== Exercise prompt ==
In the material below, find all lines with the string "category" and copy them.

== Input material ==
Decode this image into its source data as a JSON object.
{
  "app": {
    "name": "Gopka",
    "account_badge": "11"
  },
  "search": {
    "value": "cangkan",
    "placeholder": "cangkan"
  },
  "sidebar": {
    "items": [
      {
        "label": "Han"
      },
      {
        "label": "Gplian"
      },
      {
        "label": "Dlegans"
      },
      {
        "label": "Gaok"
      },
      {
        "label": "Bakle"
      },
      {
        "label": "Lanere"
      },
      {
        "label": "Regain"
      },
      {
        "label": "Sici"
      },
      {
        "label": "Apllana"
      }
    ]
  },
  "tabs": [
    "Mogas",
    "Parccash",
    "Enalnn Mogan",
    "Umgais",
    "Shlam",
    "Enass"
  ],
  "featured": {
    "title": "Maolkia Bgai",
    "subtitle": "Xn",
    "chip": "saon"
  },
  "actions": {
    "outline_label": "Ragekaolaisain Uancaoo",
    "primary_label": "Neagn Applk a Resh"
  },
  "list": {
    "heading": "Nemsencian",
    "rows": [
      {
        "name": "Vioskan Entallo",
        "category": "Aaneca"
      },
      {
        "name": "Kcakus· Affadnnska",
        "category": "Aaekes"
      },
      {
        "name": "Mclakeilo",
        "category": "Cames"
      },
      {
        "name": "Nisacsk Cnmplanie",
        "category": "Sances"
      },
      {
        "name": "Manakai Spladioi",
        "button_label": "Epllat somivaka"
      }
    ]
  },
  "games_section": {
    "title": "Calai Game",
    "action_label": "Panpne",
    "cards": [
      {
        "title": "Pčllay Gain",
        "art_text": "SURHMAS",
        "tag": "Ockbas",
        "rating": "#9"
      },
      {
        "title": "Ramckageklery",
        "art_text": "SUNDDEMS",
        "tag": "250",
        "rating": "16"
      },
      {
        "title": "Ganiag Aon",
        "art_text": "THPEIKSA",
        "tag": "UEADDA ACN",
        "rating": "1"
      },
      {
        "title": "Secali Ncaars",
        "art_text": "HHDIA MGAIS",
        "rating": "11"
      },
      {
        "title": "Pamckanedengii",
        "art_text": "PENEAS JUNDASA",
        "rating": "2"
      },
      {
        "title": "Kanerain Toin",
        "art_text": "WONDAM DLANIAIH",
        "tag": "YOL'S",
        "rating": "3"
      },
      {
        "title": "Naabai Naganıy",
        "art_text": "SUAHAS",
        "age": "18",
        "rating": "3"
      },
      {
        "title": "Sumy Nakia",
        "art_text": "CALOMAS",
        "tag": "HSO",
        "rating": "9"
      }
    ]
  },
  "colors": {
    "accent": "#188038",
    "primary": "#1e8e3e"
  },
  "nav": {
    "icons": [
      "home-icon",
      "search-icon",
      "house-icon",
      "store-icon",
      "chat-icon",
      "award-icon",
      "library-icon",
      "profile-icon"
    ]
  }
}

== Response for this exercise ==
        "category": "Aaneca"
        "category": "Aaekes"
        "category": "Cames"
        "category": "Sances"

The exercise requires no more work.